Rows from a dataset
┄┄┄┄┄┄┄┄┄┄┄┄┄┄┄┄┄┄┄┄

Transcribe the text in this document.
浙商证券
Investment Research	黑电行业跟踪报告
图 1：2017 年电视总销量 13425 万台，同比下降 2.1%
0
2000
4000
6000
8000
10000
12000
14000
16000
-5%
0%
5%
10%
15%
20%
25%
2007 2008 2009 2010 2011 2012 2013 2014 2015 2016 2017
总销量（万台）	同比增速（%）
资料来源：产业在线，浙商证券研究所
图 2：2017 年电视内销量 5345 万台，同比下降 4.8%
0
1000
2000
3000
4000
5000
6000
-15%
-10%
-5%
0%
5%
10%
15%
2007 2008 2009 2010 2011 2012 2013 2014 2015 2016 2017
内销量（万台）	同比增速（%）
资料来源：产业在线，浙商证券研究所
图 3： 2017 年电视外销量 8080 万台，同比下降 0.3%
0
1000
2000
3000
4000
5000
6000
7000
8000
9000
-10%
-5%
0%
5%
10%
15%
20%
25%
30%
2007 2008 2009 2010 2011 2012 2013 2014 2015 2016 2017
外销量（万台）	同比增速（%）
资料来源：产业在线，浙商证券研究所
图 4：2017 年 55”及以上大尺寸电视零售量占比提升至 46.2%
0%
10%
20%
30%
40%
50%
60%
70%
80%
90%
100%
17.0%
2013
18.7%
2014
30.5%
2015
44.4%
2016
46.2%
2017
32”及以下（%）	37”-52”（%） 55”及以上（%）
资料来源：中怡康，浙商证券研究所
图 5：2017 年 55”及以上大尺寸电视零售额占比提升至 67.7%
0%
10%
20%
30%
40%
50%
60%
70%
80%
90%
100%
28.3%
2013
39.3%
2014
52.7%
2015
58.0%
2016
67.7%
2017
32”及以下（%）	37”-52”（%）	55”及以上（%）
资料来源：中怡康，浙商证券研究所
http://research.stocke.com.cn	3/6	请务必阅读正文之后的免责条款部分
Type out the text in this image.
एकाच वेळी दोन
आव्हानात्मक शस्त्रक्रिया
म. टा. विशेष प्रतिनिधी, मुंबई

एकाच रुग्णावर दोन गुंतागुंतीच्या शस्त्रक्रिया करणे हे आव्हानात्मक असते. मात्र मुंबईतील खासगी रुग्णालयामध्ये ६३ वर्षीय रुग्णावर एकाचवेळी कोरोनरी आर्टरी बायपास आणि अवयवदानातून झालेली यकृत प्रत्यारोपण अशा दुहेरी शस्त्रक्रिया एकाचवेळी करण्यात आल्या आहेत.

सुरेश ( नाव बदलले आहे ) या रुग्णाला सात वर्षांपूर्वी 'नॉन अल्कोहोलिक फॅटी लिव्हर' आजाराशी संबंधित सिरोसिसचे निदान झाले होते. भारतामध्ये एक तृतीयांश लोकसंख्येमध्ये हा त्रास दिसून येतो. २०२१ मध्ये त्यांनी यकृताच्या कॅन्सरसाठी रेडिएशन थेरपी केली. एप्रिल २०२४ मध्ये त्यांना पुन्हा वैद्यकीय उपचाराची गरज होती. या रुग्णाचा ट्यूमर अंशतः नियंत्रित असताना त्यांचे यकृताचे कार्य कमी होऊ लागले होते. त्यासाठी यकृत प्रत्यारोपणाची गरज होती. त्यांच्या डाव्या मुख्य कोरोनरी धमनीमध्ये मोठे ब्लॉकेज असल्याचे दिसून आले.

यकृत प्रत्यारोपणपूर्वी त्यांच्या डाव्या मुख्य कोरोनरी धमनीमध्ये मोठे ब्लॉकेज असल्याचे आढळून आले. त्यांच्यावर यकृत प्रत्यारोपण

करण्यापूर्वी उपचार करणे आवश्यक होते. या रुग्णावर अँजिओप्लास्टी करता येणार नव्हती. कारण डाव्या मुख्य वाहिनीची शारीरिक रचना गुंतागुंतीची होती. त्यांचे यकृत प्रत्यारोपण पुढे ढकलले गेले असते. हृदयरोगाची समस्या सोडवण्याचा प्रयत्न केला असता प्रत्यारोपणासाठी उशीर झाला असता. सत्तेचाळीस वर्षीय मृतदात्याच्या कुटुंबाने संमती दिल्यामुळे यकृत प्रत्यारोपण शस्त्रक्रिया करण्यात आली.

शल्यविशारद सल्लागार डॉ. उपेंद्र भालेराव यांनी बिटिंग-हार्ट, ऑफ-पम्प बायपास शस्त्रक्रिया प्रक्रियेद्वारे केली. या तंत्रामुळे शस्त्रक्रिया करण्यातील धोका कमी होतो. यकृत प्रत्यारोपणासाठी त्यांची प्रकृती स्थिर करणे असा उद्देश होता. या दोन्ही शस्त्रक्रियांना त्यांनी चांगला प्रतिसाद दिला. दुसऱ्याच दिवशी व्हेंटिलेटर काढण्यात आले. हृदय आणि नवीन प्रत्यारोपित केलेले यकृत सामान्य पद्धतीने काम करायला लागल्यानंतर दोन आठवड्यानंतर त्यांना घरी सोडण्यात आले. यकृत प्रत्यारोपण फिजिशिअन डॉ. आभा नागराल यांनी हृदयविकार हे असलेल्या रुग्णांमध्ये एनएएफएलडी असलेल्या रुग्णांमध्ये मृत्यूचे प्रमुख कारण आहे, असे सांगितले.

┄┄┄┄┄┄┄┄┄┄┄┄┄┄┄┄┄┄┄┄

Please return the data above exactly as given.

Transcribe the text in this document.
浙商证券
Investment Research	黑电行业跟踪报告
图 1：2017 年电视总销量 13425 万台，同比下降 2.1%
0
2000
4000
6000
8000
10000
12000
14000
16000
-5%
0%
5%
10%
15%
20%
25%
2007 2008 2009 2010 2011 2012 2013 2014 2015 2016 2017
总销量（万台）	同比增速（%）
资料来源：产业在线，浙商证券研究所
图 2：2017 年电视内销量 5345 万台，同比下降 4.8%
0
1000
2000
3000
4000
5000
6000
-15%
-10%
-5%
0%
5%
10%
15%
2007 2008 2009 2010 2011 2012 2013 2014 2015 2016 2017
内销量（万台）	同比增速（%）
资料来源：产业在线，浙商证券研究所
图 3： 2017 年电视外销量 8080 万台，同比下降 0.3%
0
1000
2000
3000
4000
5000
6000
7000
8000
9000
-10%
-5%
0%
5%
10%
15%
20%
25%
30%
2007 2008 2009 2010 2011 2012 2013 2014 2015 2016 2017
外销量（万台）	同比增速（%）
资料来源：产业在线，浙商证券研究所
图 4：2017 年 55”及以上大尺寸电视零售量占比提升至 46.2%
0%
10%
20%
30%
40%
50%
60%
70%
80%
90%
100%
17.0%
2013
18.7%
2014
30.5%
2015
44.4%
2016
46.2%
2017
32”及以下（%）	37”-52”（%） 55”及以上（%）
资料来源：中怡康，浙商证券研究所
图 5：2017 年 55”及以上大尺寸电视零售额占比提升至 67.7%
0%
10%
20%
30%
40%
50%
60%
70%
80%
90%
100%
28.3%
2013
39.3%
2014
52.7%
2015
58.0%
2016
67.7%
2017
32”及以下（%）	37”-52”（%）	55”及以上（%）
资料来源：中怡康，浙商证券研究所
http://research.stocke.com.cn	3/6	请务必阅读正文之后的免责条款部分
Type out the text in this image.
एकाच वेळी दोन
आव्हानात्मक शस्त्रक्रिया
म. टा. विशेष प्रतिनिधी, मुंबई

एकाच रुग्णावर दोन गुंतागुंतीच्या शस्त्रक्रिया करणे हे आव्हानात्मक असते. मात्र मुंबईतील खासगी रुग्णालयामध्ये ६३ वर्षीय रुग्णावर एकाचवेळी कोरोनरी आर्टरी बायपास आणि अवयवदानातून झालेली यकृत प्रत्यारोपण अशा दुहेरी शस्त्रक्रिया एकाचवेळी करण्यात आल्या आहेत.

सुरेश ( नाव बदलले आहे ) या रुग्णाला सात वर्षांपूर्वी 'नॉन अल्कोहोलिक फॅटी लिव्हर' आजाराशी संबंधित सिरोसिसचे निदान झाले होते. भारतामध्ये एक तृतीयांश लोकसंख्येमध्ये हा त्रास दिसून येतो. २०२१ मध्ये त्यांनी यकृताच्या कॅन्सरसाठी रेडिएशन थेरपी केली. एप्रिल २०२४ मध्ये त्यांना पुन्हा वैद्यकीय उपचाराची गरज होती. या रुग्णाचा ट्यूमर अंशतः नियंत्रित असताना त्यांचे यकृताचे कार्य कमी होऊ लागले होते. त्यासाठी यकृत प्रत्यारोपणाची गरज होती. त्यांच्या डाव्या मुख्य कोरोनरी धमनीमध्ये मोठे ब्लॉकेज असल्याचे दिसून आले.

यकृत प्रत्यारोपणपूर्वी त्यांच्या डाव्या मुख्य कोरोनरी धमनीमध्ये मोठे ब्लॉकेज असल्याचे आढळून आले. त्यांच्यावर यकृत प्रत्यारोपण

करण्यापूर्वी उपचार करणे आवश्यक होते. या रुग्णावर अँजिओप्लास्टी करता येणार नव्हती. कारण डाव्या मुख्य वाहिनीची शारीरिक रचना गुंतागुंतीची होती. त्यांचे यकृत प्रत्यारोपण पुढे ढकलले गेले असते. हृदयरोगाची समस्या सोडवण्याचा प्रयत्न केला असता प्रत्यारोपणासाठी उशीर झाला असता. सत्तेचाळीस वर्षीय मृतदात्याच्या कुटुंबाने संमती दिल्यामुळे यकृत प्रत्यारोपण शस्त्रक्रिया करण्यात आली.

शल्यविशारद सल्लागार डॉ. उपेंद्र भालेराव यांनी बिटिंग-हार्ट, ऑफ-पम्प बायपास शस्त्रक्रिया प्रक्रियेद्वारे केली. या तंत्रामुळे शस्त्रक्रिया करण्यातील धोका कमी होतो. यकृत प्रत्यारोपणासाठी त्यांची प्रकृती स्थिर करणे असा उद्देश होता. या दोन्ही शस्त्रक्रियांना त्यांनी चांगला प्रतिसाद दिला. दुसऱ्याच दिवशी व्हेंटिलेटर काढण्यात आले. हृदय आणि नवीन प्रत्यारोपित केलेले यकृत सामान्य पद्धतीने काम करायला लागल्यानंतर दोन आठवड्यानंतर त्यांना घरी सोडण्यात आले. यकृत प्रत्यारोपण फिजिशिअन डॉ. आभा नागराल यांनी हृदयविकार हे असलेल्या रुग्णांमध्ये एनएएफएलडी असलेल्या रुग्णांमध्ये मृत्यूचे प्रमुख कारण आहे, असे सांगितले.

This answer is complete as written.